### SET EXERCISE
How many lines in these records hold the string "subtitle"? Reply with the number alone.

### SOURCE MATERIAL
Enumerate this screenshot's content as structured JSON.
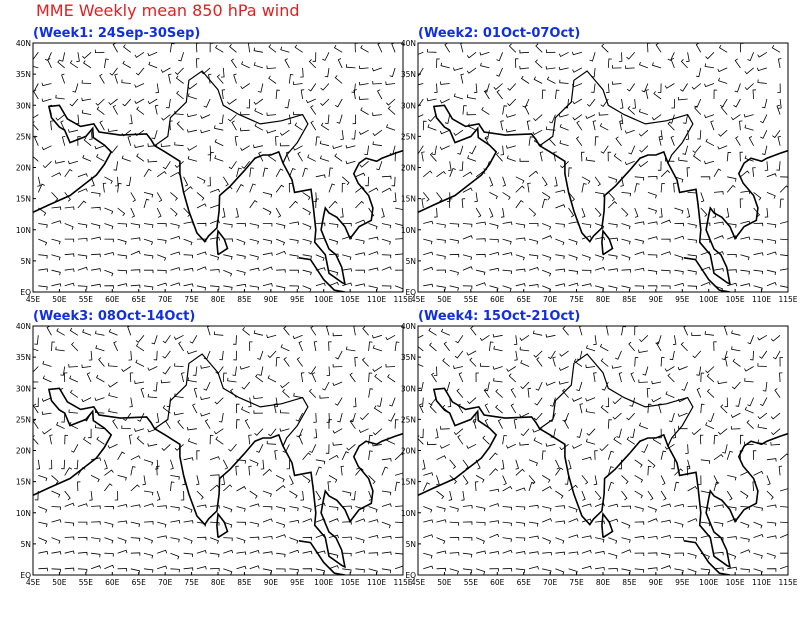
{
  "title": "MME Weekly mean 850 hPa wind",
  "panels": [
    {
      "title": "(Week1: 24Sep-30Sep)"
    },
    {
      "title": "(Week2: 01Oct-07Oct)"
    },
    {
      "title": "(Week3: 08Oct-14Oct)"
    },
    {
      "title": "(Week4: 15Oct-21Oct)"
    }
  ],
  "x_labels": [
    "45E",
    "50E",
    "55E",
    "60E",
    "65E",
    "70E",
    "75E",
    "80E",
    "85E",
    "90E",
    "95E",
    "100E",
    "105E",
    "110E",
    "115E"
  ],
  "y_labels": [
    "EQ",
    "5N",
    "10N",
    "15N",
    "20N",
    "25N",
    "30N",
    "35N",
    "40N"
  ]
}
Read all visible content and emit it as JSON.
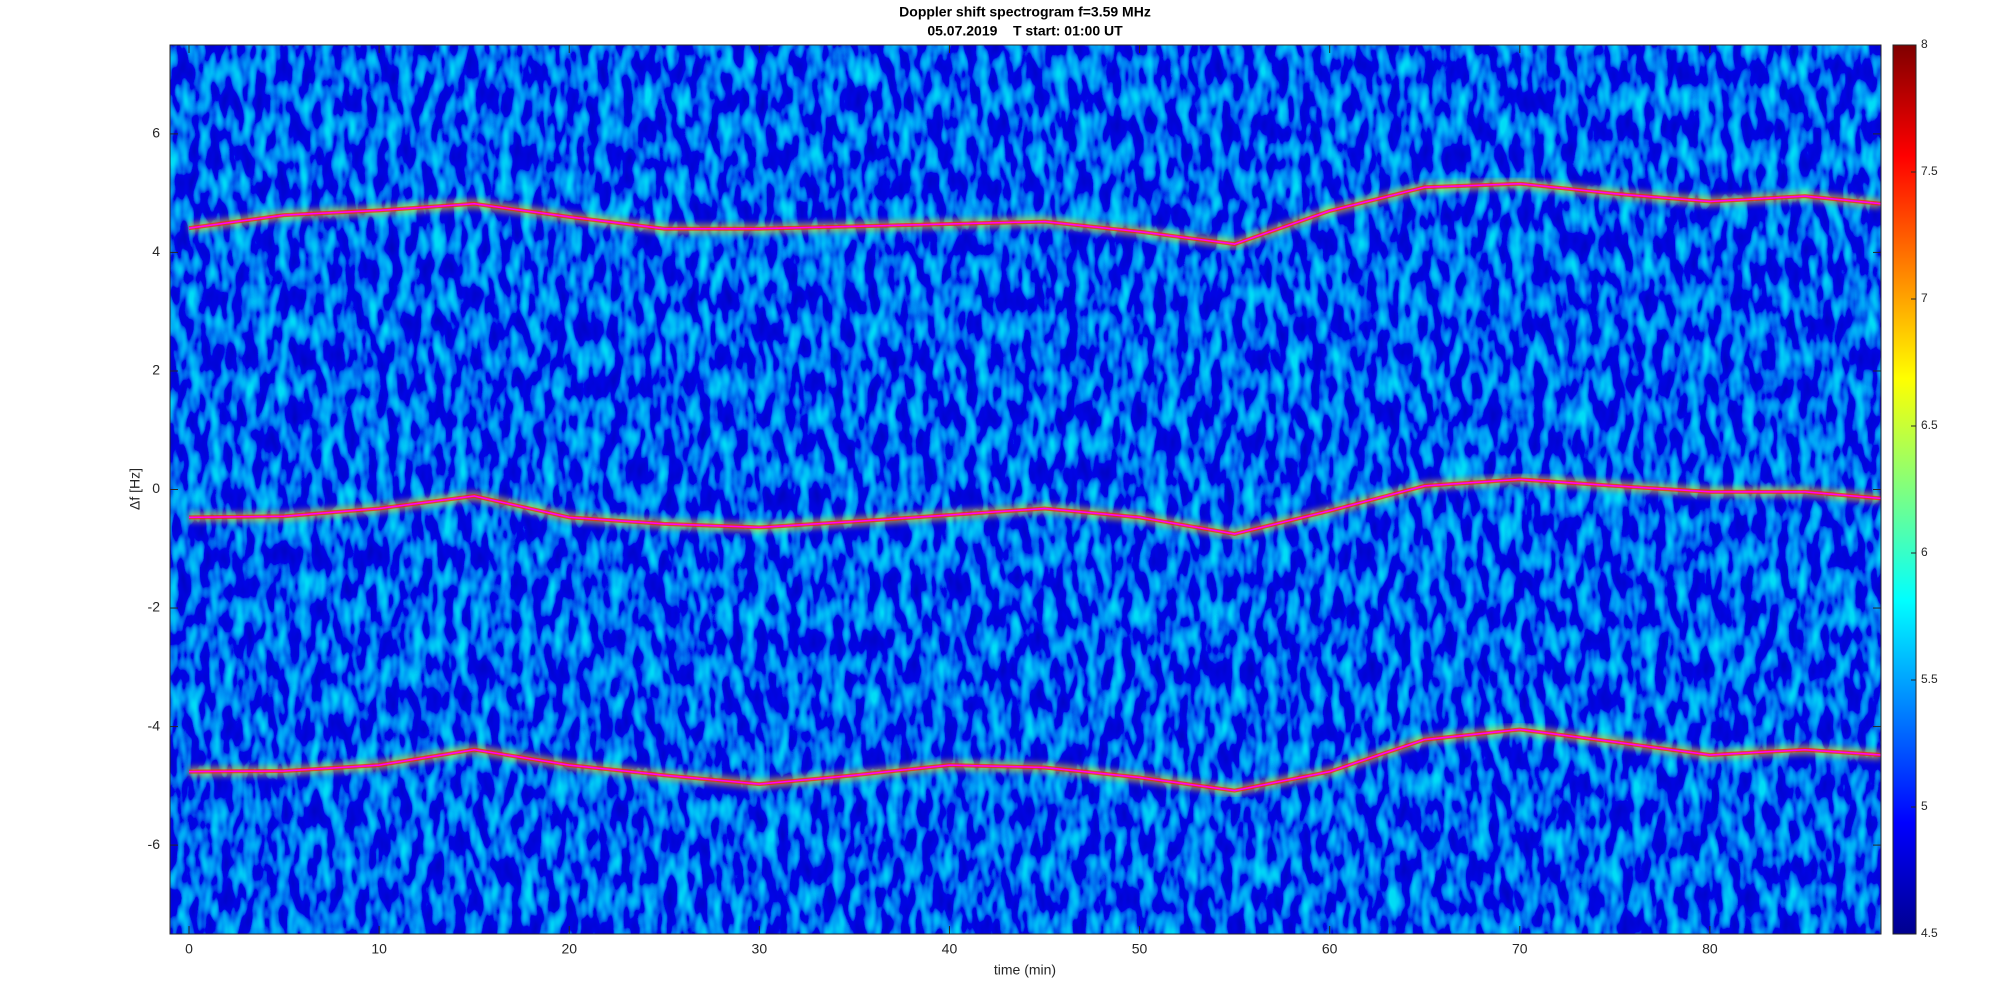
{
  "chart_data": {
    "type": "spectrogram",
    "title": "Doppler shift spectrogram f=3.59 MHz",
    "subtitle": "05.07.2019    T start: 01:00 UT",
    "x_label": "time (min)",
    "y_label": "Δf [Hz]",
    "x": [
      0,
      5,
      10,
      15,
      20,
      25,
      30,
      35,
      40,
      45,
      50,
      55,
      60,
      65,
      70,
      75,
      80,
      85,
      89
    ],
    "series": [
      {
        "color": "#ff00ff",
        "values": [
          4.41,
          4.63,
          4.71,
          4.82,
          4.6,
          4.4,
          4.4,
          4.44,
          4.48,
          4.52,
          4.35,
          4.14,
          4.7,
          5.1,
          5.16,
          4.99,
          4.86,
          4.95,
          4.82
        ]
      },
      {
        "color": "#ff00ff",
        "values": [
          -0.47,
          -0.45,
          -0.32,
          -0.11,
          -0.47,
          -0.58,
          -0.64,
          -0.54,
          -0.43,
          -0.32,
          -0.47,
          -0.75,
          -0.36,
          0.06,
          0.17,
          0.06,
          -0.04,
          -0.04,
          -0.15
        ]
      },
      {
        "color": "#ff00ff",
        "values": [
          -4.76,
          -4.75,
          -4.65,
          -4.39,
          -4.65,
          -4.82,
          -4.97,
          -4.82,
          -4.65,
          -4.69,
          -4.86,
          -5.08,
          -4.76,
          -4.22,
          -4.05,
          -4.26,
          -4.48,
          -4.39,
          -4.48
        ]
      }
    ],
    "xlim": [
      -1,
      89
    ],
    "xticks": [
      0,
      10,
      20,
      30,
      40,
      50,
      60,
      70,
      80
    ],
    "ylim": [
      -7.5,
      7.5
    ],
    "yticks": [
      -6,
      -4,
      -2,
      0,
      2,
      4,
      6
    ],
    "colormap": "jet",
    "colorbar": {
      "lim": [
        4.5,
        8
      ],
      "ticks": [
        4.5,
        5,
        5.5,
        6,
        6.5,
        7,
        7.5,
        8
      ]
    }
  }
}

==

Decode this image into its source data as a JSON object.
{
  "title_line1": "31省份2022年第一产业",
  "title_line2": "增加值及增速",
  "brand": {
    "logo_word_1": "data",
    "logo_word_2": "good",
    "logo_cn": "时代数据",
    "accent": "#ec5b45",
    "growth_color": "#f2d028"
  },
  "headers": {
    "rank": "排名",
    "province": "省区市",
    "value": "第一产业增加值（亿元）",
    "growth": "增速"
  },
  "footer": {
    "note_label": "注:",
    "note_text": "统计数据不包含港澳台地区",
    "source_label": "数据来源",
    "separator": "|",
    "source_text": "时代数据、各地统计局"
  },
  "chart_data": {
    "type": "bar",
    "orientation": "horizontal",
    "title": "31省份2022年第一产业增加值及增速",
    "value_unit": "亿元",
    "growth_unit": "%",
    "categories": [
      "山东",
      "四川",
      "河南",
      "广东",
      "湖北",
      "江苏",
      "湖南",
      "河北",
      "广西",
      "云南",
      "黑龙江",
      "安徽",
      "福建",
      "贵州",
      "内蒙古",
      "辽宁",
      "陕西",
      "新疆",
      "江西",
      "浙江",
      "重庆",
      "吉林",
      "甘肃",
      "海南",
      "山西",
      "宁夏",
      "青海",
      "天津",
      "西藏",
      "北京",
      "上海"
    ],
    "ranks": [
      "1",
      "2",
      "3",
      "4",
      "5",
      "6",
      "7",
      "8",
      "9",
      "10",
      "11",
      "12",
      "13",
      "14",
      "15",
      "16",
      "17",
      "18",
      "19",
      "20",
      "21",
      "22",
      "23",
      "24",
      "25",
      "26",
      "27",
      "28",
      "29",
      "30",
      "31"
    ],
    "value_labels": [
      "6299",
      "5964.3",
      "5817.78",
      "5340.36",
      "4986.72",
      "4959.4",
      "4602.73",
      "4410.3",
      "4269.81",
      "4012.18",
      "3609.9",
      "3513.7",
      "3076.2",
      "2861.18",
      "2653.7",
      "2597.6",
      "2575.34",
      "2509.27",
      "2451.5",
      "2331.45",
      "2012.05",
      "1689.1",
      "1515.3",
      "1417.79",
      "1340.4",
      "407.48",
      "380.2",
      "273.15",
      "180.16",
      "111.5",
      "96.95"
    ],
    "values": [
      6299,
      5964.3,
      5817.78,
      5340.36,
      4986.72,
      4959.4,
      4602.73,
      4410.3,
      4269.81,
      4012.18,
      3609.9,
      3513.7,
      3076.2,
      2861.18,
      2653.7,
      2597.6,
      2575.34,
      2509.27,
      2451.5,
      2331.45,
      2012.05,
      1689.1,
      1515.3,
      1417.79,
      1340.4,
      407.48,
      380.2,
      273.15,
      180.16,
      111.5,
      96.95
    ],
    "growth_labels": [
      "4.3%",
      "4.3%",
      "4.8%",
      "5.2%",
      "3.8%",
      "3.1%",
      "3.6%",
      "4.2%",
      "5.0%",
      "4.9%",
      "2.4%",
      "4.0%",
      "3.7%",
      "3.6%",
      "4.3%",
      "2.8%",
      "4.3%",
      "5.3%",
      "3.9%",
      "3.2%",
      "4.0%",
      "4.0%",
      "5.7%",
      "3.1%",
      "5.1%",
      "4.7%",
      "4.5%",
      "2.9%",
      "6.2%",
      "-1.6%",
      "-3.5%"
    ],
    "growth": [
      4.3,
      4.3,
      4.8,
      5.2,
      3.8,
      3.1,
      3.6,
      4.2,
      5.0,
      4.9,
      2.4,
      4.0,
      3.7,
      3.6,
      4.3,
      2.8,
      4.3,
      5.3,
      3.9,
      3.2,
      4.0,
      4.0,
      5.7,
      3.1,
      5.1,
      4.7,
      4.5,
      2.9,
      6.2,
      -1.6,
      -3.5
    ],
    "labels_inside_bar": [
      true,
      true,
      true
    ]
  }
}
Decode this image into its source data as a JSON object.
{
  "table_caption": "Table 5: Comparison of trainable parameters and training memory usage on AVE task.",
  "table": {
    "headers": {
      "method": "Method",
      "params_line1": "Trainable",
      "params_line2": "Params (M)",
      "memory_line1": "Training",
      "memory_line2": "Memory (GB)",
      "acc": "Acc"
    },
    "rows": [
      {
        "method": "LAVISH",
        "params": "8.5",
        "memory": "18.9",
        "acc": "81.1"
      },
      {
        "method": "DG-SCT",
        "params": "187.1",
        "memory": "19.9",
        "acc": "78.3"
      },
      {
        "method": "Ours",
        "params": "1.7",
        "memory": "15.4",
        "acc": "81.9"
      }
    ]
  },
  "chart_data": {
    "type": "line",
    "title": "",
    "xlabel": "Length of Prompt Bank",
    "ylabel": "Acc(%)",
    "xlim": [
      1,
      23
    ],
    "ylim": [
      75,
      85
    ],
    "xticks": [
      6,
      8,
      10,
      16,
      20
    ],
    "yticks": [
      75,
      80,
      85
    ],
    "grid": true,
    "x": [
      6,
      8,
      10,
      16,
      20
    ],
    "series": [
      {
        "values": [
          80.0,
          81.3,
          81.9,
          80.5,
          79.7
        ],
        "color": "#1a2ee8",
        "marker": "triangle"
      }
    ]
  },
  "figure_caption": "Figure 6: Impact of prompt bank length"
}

...

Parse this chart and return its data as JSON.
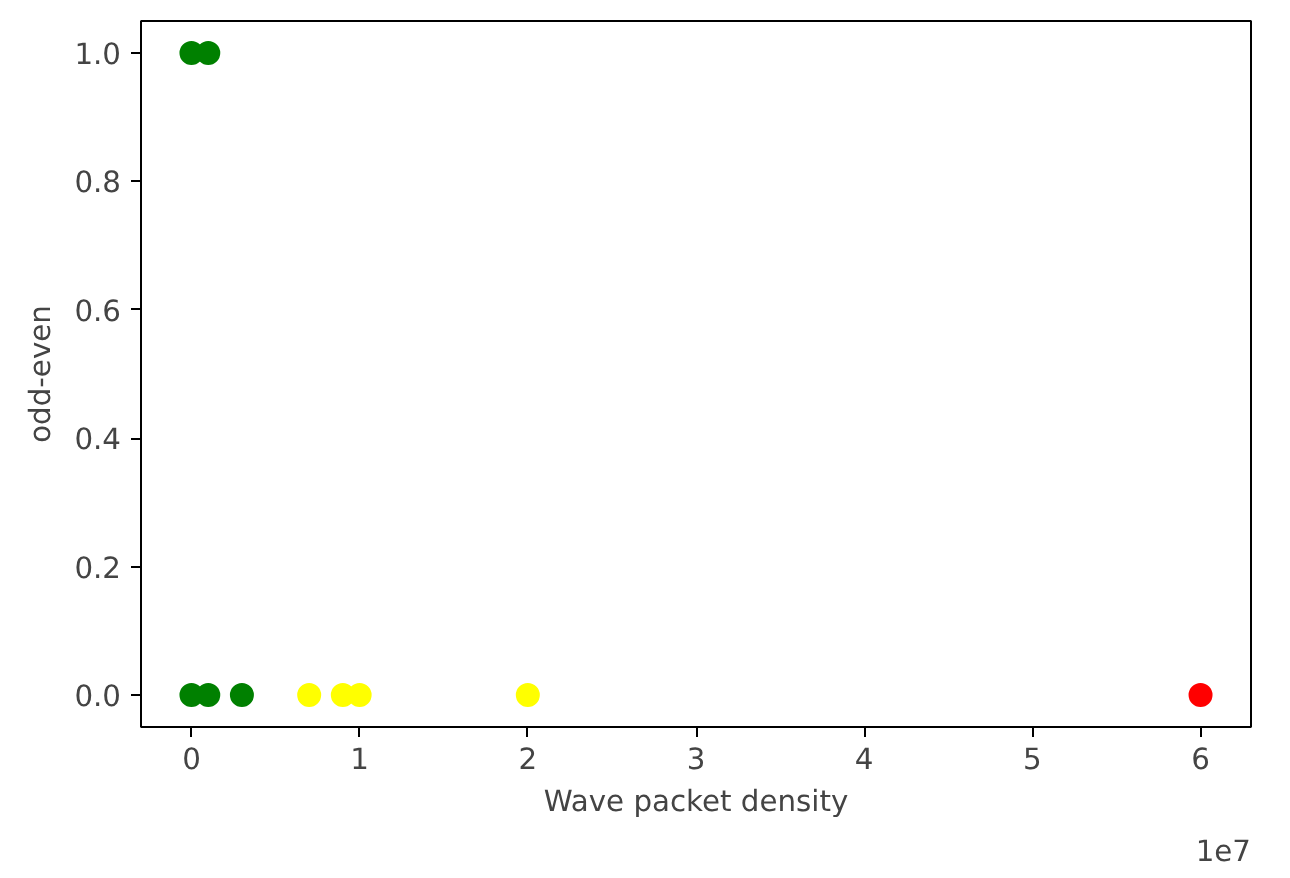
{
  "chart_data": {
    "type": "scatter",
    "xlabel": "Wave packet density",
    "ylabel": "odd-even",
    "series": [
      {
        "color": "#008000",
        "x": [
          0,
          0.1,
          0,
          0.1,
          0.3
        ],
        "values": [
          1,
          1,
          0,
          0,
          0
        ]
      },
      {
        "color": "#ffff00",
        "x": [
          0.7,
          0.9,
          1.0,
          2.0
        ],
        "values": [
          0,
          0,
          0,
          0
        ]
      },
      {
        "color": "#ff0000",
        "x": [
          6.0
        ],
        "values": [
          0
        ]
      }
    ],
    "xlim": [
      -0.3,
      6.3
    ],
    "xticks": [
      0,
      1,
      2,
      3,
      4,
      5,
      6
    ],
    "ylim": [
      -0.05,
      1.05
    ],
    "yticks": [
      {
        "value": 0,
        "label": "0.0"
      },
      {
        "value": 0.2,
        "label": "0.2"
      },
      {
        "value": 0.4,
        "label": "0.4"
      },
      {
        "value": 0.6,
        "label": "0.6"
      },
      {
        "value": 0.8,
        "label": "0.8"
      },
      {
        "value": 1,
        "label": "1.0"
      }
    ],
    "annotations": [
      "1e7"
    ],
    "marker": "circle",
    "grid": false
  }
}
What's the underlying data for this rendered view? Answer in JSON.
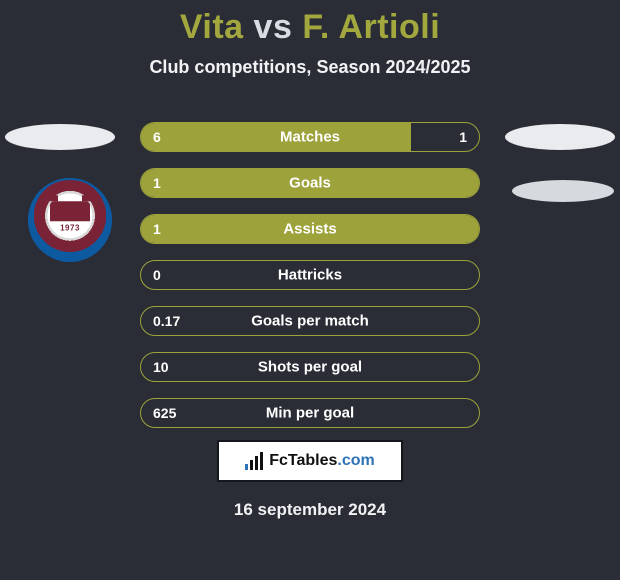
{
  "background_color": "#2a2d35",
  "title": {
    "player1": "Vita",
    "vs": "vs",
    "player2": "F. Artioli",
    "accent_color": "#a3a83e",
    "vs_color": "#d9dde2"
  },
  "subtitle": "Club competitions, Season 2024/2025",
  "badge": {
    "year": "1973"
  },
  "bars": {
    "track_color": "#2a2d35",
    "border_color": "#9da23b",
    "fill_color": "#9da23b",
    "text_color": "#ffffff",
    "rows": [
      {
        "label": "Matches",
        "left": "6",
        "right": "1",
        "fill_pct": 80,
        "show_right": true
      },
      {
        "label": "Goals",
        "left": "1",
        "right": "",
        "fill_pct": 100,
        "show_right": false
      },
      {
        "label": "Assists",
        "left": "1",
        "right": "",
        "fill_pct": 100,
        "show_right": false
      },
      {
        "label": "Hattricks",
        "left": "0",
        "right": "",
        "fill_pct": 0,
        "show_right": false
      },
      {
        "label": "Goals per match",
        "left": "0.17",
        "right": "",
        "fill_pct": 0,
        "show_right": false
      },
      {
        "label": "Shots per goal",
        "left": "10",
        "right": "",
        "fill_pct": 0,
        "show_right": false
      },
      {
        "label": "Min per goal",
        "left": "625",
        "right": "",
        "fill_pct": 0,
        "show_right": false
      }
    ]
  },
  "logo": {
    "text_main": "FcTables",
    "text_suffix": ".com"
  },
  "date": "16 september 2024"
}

### ANSWER BELOW
2